WORK REQUIRED: Each line that follows is to be retyped exactly.

RECORD SET:

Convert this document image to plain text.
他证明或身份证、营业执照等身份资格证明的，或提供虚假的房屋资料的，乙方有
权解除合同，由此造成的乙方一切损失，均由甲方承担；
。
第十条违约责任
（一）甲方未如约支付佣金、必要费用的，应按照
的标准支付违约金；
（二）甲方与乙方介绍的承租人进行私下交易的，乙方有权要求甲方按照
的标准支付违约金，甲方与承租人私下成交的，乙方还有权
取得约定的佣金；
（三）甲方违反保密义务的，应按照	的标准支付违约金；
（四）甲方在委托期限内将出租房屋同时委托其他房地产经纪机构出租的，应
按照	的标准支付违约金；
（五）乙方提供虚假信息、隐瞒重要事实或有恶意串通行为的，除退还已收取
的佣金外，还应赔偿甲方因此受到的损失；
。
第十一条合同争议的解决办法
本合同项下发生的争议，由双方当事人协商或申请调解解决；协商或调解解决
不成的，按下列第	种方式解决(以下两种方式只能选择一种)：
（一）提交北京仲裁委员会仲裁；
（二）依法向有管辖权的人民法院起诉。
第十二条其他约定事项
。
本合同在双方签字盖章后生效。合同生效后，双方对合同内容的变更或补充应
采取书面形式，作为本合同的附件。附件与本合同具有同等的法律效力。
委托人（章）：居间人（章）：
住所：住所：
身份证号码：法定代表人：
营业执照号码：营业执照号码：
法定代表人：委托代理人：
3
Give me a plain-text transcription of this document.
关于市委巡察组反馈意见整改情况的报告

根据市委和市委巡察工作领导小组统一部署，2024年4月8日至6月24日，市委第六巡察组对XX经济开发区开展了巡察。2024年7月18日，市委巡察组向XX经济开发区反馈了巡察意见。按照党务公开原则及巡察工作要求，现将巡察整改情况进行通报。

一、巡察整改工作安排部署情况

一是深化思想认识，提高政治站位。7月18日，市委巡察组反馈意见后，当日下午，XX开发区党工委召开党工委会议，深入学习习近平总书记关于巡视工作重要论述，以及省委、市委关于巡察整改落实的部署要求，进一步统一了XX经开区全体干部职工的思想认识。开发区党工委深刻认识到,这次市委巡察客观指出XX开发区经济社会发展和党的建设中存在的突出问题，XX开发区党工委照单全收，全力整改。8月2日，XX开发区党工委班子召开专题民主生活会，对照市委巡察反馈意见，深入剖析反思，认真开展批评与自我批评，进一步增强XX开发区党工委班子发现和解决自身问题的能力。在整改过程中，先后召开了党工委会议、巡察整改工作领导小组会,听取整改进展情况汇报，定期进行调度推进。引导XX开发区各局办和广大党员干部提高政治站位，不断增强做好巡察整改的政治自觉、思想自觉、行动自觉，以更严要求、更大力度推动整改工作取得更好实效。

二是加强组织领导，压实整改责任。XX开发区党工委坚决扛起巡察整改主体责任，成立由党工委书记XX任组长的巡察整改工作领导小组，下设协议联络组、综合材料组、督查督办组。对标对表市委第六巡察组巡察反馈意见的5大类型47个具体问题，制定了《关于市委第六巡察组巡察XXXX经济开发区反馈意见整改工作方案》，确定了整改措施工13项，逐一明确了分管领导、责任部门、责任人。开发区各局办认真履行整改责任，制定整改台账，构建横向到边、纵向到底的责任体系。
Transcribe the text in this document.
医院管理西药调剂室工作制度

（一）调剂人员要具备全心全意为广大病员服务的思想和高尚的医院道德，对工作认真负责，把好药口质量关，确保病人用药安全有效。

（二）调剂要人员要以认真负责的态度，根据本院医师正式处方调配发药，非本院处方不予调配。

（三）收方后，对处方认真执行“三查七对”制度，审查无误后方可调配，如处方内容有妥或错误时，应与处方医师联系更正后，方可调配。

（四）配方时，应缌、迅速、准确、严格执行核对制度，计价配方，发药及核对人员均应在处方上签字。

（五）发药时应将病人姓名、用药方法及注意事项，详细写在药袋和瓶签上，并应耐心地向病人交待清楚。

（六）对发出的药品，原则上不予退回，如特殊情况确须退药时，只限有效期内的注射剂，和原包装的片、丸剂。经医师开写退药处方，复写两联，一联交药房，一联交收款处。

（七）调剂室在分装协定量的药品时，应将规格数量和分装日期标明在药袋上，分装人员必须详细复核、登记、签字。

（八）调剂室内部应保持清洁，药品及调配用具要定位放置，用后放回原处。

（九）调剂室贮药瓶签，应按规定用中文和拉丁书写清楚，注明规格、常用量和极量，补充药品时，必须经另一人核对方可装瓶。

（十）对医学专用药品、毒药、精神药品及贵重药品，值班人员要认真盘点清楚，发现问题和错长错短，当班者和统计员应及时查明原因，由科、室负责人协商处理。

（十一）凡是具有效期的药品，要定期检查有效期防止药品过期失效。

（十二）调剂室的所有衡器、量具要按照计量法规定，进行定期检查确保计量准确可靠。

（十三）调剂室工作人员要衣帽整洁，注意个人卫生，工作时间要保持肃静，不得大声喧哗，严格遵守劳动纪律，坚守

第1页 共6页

TASK RESPONSE:
Convert this document image to plain text.
他证明或身份证、营业执照等身份资格证明的，或提供虚假的房屋资料的，乙方有
权解除合同，由此造成的乙方一切损失，均由甲方承担；
。
第十条违约责任
（一）甲方未如约支付佣金、必要费用的，应按照
的标准支付违约金；
（二）甲方与乙方介绍的承租人进行私下交易的，乙方有权要求甲方按照
的标准支付违约金，甲方与承租人私下成交的，乙方还有权
取得约定的佣金；
（三）甲方违反保密义务的，应按照	的标准支付违约金；
（四）甲方在委托期限内将出租房屋同时委托其他房地产经纪机构出租的，应
按照	的标准支付违约金；
（五）乙方提供虚假信息、隐瞒重要事实或有恶意串通行为的，除退还已收取
的佣金外，还应赔偿甲方因此受到的损失；
。
第十一条合同争议的解决办法
本合同项下发生的争议，由双方当事人协商或申请调解解决；协商或调解解决
不成的，按下列第	种方式解决(以下两种方式只能选择一种)：
（一）提交北京仲裁委员会仲裁；
（二）依法向有管辖权的人民法院起诉。
第十二条其他约定事项
。
本合同在双方签字盖章后生效。合同生效后，双方对合同内容的变更或补充应
采取书面形式，作为本合同的附件。附件与本合同具有同等的法律效力。
委托人（章）：居间人（章）：
住所：住所：
身份证号码：法定代表人：
营业执照号码：营业执照号码：
法定代表人：委托代理人：
3
Give me a plain-text transcription of this document.
关于市委巡察组反馈意见整改情况的报告

根据市委和市委巡察工作领导小组统一部署，2024年4月8日至6月24日，市委第六巡察组对XX经济开发区开展了巡察。2024年7月18日，市委巡察组向XX经济开发区反馈了巡察意见。按照党务公开原则及巡察工作要求，现将巡察整改情况进行通报。

一、巡察整改工作安排部署情况

一是深化思想认识，提高政治站位。7月18日，市委巡察组反馈意见后，当日下午，XX开发区党工委召开党工委会议，深入学习习近平总书记关于巡视工作重要论述，以及省委、市委关于巡察整改落实的部署要求，进一步统一了XX经开区全体干部职工的思想认识。开发区党工委深刻认识到,这次市委巡察客观指出XX开发区经济社会发展和党的建设中存在的突出问题，XX开发区党工委照单全收，全力整改。8月2日，XX开发区党工委班子召开专题民主生活会，对照市委巡察反馈意见，深入剖析反思，认真开展批评与自我批评，进一步增强XX开发区党工委班子发现和解决自身问题的能力。在整改过程中，先后召开了党工委会议、巡察整改工作领导小组会,听取整改进展情况汇报，定期进行调度推进。引导XX开发区各局办和广大党员干部提高政治站位，不断增强做好巡察整改的政治自觉、思想自觉、行动自觉，以更严要求、更大力度推动整改工作取得更好实效。

二是加强组织领导，压实整改责任。XX开发区党工委坚决扛起巡察整改主体责任，成立由党工委书记XX任组长的巡察整改工作领导小组，下设协议联络组、综合材料组、督查督办组。对标对表市委第六巡察组巡察反馈意见的5大类型47个具体问题，制定了《关于市委第六巡察组巡察XXXX经济开发区反馈意见整改工作方案》，确定了整改措施工13项，逐一明确了分管领导、责任部门、责任人。开发区各局办认真履行整改责任，制定整改台账，构建横向到边、纵向到底的责任体系。
Transcribe the text in this document.
医院管理西药调剂室工作制度

（一）调剂人员要具备全心全意为广大病员服务的思想和高尚的医院道德，对工作认真负责，把好药口质量关，确保病人用药安全有效。

（二）调剂要人员要以认真负责的态度，根据本院医师正式处方调配发药，非本院处方不予调配。

（三）收方后，对处方认真执行“三查七对”制度，审查无误后方可调配，如处方内容有妥或错误时，应与处方医师联系更正后，方可调配。

（四）配方时，应缌、迅速、准确、严格执行核对制度，计价配方，发药及核对人员均应在处方上签字。

（五）发药时应将病人姓名、用药方法及注意事项，详细写在药袋和瓶签上，并应耐心地向病人交待清楚。

（六）对发出的药品，原则上不予退回，如特殊情况确须退药时，只限有效期内的注射剂，和原包装的片、丸剂。经医师开写退药处方，复写两联，一联交药房，一联交收款处。

（七）调剂室在分装协定量的药品时，应将规格数量和分装日期标明在药袋上，分装人员必须详细复核、登记、签字。

（八）调剂室内部应保持清洁，药品及调配用具要定位放置，用后放回原处。

（九）调剂室贮药瓶签，应按规定用中文和拉丁书写清楚，注明规格、常用量和极量，补充药品时，必须经另一人核对方可装瓶。

（十）对医学专用药品、毒药、精神药品及贵重药品，值班人员要认真盘点清楚，发现问题和错长错短，当班者和统计员应及时查明原因，由科、室负责人协商处理。

（十一）凡是具有效期的药品，要定期检查有效期防止药品过期失效。

（十二）调剂室的所有衡器、量具要按照计量法规定，进行定期检查确保计量准确可靠。

（十三）调剂室工作人员要衣帽整洁，注意个人卫生，工作时间要保持肃静，不得大声喧哗，严格遵守劳动纪律，坚守

第1页 共6页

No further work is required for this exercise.